To do:
Every line below that contains "activities" is to be copied.

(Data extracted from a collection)
━━━━━━━━━━━━━━━━

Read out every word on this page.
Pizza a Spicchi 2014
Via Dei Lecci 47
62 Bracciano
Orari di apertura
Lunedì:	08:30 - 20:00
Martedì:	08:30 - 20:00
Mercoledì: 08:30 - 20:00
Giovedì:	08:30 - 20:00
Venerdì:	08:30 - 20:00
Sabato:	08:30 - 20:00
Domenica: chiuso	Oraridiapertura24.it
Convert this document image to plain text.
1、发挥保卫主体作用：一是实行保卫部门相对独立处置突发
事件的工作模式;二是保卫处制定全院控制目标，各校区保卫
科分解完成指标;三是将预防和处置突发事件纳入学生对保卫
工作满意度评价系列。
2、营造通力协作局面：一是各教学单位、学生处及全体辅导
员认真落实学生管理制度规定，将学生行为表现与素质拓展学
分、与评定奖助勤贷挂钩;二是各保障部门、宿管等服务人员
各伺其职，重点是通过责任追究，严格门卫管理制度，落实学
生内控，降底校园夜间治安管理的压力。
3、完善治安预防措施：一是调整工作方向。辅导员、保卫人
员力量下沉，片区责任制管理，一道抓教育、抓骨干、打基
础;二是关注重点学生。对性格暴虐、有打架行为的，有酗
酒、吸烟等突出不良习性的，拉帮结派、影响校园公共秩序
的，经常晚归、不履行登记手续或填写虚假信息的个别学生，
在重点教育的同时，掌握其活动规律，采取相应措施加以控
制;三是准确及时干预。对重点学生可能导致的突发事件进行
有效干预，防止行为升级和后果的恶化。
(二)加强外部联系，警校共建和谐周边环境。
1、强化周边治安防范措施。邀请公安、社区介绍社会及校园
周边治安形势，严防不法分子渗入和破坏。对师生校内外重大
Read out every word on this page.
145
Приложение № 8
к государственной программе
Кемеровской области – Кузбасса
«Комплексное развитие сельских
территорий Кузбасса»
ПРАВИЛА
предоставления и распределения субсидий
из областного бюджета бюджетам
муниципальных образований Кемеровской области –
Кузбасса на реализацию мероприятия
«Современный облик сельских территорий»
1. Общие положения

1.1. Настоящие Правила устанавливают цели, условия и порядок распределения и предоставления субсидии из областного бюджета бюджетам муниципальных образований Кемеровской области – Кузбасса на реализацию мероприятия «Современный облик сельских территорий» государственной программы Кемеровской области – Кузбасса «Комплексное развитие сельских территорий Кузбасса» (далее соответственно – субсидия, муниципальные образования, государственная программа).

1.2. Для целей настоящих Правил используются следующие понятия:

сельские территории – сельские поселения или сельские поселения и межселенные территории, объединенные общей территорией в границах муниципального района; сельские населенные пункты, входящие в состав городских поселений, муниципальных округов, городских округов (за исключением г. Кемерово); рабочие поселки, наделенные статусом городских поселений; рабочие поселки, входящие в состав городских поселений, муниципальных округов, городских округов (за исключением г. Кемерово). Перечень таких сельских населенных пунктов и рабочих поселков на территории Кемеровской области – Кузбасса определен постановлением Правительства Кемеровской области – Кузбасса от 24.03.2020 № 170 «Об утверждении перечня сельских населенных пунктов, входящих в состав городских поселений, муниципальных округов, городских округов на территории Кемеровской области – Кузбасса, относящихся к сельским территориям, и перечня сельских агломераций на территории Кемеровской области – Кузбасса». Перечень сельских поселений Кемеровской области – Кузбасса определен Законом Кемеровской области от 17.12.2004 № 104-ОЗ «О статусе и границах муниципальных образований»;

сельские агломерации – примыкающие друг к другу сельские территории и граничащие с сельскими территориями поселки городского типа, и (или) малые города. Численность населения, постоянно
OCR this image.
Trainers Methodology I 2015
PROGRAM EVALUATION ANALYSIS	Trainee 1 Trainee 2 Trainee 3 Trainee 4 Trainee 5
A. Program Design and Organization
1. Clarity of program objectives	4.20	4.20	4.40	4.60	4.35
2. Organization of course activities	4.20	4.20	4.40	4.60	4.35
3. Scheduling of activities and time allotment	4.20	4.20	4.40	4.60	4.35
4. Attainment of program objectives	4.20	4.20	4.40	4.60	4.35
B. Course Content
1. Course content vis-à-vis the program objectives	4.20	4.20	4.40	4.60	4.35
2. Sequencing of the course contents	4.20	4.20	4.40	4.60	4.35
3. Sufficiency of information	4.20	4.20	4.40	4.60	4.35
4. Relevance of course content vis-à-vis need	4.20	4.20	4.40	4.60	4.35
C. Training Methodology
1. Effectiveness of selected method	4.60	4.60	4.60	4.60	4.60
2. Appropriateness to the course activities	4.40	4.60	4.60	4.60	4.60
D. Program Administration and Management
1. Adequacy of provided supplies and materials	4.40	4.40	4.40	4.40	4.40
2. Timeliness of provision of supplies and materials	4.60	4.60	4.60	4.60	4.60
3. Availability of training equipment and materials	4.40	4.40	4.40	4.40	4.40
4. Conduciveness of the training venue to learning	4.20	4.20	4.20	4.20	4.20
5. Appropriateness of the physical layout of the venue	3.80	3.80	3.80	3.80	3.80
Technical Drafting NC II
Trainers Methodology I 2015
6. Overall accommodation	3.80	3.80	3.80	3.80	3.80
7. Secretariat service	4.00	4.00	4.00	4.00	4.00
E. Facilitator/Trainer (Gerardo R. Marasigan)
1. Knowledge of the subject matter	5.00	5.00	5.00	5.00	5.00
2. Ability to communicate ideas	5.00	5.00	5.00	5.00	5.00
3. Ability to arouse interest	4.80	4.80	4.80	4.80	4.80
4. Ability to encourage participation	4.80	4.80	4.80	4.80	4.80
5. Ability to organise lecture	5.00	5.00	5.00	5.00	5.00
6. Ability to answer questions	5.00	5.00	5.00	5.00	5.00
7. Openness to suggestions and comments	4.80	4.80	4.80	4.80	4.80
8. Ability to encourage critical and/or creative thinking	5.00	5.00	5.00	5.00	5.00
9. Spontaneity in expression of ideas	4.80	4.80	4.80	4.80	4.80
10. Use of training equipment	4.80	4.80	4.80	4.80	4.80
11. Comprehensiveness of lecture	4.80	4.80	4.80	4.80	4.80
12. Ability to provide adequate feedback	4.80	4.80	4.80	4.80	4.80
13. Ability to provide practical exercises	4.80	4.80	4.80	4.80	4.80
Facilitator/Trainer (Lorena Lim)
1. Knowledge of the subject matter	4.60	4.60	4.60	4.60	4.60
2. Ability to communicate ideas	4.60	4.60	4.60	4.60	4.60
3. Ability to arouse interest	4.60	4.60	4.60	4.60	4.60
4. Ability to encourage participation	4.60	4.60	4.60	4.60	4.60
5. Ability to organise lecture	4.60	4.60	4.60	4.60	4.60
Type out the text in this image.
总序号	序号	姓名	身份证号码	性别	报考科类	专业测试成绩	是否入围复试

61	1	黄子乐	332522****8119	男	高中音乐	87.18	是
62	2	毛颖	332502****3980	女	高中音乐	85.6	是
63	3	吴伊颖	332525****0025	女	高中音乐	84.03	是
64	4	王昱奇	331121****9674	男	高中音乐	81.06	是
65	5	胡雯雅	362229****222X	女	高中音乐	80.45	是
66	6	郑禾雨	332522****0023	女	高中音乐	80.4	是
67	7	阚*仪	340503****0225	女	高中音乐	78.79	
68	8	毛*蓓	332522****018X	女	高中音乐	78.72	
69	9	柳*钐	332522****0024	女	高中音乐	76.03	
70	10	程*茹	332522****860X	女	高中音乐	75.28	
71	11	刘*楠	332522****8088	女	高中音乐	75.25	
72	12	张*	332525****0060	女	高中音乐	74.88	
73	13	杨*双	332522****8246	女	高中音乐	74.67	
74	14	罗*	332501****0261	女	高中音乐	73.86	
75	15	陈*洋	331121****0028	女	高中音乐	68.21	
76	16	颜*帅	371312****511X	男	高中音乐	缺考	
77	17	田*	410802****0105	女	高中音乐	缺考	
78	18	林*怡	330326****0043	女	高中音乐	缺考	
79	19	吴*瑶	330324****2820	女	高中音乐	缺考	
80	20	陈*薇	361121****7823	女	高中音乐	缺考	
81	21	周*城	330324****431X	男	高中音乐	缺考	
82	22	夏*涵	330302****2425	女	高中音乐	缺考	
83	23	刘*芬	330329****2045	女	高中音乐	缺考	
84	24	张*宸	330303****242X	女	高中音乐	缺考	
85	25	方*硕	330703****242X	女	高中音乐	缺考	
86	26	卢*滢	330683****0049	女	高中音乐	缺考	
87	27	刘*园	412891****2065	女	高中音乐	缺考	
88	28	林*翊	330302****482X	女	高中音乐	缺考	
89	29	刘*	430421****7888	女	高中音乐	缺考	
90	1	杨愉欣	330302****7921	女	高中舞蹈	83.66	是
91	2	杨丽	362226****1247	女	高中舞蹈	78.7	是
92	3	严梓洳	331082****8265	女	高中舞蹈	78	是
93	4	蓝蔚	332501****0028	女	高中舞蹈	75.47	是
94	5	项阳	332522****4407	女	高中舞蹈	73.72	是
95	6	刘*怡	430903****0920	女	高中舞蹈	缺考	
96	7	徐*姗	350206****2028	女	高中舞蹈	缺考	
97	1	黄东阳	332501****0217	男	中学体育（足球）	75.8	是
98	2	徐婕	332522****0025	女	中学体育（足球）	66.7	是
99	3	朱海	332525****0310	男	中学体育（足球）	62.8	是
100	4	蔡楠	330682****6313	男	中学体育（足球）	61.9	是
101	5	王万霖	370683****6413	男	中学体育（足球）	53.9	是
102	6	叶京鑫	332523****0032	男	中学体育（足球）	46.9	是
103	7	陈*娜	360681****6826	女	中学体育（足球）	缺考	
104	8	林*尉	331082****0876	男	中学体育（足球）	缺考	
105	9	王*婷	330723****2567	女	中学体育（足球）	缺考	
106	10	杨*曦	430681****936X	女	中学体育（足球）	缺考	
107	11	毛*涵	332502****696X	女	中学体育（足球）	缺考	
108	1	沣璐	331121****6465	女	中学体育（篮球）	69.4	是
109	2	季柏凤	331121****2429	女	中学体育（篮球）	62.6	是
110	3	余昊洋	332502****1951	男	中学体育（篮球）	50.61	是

━━━━━━━━━━━━━━━━

Task result:
2. Organization of course activities	4.20	4.20	4.40	4.60	4.35
3. Scheduling of activities and time allotment	4.20	4.20	4.40	4.60	4.35
2. Appropriateness to the course activities	4.40	4.60	4.60	4.60	4.60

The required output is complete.